(Data records)
::::::::::

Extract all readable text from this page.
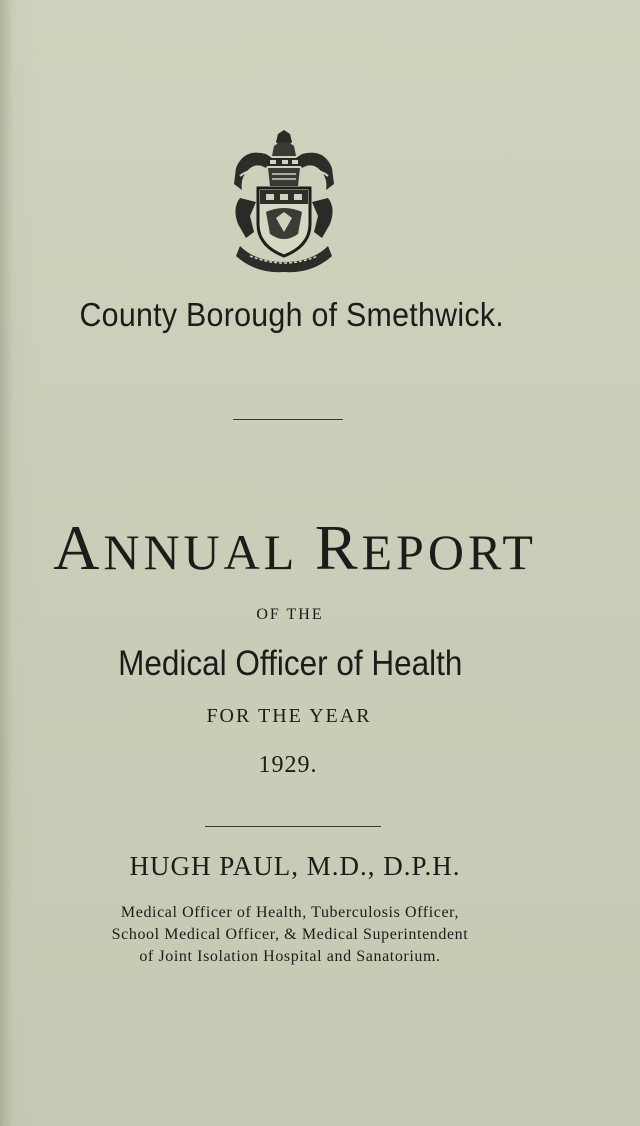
County Borough of Smethwick.
ANNUAL REPORT
OF THE
Medical Officer of Health
FOR THE YEAR
1929.
HUGH PAUL, M.D., D.P.H.
Medical Officer of Health, Tuberculosis Officer,
School Medical Officer, & Medical Superintendent
of Joint Isolation Hospital and Sanatorium.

::::::::::

Exercise brief:
In the lines above, find each one with "Health" and list it.

Exercise response:
Medical Officer of Health
Medical Officer of Health, Tuberculosis Officer,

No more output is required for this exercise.